[Figure collection entries]
# # # # # # #

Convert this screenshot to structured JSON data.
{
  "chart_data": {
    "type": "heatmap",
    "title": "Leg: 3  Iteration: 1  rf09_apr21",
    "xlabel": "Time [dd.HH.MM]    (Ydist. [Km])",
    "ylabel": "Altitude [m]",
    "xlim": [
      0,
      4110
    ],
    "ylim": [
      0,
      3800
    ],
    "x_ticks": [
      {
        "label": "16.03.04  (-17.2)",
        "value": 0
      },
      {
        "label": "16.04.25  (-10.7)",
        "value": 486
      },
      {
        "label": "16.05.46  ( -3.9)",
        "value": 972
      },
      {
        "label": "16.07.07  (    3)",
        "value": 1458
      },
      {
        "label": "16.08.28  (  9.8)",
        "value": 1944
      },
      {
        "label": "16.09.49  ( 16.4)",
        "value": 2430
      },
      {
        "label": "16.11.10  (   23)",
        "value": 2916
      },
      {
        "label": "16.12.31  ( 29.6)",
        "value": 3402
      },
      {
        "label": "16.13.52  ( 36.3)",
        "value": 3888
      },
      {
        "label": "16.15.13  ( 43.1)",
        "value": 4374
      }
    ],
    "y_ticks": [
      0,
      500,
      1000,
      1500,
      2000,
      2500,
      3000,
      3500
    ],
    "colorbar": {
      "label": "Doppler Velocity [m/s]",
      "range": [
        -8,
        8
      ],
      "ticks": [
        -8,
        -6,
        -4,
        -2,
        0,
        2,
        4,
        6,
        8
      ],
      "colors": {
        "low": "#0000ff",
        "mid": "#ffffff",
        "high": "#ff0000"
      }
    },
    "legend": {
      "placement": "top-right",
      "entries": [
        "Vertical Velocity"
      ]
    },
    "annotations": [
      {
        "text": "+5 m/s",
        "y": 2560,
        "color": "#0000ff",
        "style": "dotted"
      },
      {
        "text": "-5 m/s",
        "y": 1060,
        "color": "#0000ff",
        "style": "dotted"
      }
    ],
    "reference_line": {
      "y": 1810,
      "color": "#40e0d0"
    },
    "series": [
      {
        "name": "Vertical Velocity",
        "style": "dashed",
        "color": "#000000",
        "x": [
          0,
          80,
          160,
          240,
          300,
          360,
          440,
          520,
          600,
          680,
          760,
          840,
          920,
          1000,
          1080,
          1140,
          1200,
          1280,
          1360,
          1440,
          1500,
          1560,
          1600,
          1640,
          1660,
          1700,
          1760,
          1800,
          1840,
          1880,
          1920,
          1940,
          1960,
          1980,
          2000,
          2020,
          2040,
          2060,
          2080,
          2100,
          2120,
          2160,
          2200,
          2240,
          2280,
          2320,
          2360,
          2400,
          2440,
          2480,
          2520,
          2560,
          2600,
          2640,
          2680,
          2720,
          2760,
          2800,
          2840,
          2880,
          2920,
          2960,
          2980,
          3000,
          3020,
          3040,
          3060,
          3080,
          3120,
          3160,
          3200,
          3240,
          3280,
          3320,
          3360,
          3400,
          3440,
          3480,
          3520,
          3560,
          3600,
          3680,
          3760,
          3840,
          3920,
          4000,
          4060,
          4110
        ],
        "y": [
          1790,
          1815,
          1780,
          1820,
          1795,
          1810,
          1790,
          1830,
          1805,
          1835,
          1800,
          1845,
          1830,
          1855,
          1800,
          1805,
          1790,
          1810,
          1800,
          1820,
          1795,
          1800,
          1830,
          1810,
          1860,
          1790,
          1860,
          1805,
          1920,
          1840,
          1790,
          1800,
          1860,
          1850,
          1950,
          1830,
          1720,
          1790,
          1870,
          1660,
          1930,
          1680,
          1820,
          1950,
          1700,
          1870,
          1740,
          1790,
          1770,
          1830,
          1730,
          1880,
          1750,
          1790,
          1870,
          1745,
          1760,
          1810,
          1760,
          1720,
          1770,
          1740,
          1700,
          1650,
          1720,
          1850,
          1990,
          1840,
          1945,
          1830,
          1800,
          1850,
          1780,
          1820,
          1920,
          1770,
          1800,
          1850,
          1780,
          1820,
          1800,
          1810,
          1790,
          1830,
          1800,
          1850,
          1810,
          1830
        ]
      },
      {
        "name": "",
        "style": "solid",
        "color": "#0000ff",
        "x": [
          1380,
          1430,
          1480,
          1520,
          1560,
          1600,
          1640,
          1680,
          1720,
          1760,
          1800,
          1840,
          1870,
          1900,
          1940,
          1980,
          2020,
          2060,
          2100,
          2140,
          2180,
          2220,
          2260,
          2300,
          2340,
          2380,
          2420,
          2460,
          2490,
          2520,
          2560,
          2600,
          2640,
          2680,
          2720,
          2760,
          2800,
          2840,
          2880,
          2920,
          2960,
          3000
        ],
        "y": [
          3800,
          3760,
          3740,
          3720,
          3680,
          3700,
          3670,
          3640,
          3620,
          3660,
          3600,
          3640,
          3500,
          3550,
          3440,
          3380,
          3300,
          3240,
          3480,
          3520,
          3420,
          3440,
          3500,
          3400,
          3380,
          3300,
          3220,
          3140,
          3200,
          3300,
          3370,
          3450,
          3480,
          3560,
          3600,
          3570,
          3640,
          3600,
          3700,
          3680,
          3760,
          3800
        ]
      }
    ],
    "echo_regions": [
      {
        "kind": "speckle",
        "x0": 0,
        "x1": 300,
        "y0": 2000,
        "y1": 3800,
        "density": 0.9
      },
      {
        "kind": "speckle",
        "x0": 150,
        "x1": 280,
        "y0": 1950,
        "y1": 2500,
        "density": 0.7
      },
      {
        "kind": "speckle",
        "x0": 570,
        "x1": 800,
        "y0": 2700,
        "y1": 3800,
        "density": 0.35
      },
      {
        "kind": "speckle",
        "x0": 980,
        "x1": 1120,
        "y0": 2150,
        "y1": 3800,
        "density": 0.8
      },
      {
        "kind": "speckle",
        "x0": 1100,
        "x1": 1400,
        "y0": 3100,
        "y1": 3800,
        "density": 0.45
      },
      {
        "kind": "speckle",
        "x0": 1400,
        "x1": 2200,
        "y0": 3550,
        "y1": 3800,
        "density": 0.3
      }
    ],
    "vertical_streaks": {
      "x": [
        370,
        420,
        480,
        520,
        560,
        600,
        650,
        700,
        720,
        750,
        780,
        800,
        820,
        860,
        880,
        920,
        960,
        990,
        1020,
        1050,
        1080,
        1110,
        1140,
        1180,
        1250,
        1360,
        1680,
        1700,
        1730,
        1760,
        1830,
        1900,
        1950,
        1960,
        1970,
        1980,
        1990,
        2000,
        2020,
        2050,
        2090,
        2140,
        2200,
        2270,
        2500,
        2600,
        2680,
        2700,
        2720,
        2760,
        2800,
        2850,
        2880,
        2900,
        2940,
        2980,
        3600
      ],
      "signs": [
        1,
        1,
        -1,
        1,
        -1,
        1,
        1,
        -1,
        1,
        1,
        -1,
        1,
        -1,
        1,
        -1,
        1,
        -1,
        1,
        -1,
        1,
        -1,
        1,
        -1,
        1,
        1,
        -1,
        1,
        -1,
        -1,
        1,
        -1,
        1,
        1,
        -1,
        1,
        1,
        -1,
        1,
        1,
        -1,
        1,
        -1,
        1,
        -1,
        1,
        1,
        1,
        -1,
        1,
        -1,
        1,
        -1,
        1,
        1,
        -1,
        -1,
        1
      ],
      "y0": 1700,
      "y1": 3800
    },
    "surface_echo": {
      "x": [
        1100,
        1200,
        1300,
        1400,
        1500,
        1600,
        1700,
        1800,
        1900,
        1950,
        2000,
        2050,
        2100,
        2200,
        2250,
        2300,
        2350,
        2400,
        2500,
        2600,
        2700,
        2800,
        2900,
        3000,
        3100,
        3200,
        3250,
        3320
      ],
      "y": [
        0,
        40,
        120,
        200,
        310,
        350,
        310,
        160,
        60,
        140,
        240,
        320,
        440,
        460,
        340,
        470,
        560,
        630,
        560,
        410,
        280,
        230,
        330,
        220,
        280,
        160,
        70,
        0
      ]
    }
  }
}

# # # # # # #

◆ **SHORT PROBLEM**
Show, from the listing above, each line that contains the word "Velocity".

◆ **FINAL RESULT**
      "label": "Doppler Velocity [m/s]",
        "Vertical Velocity"
        "name": "Vertical Velocity",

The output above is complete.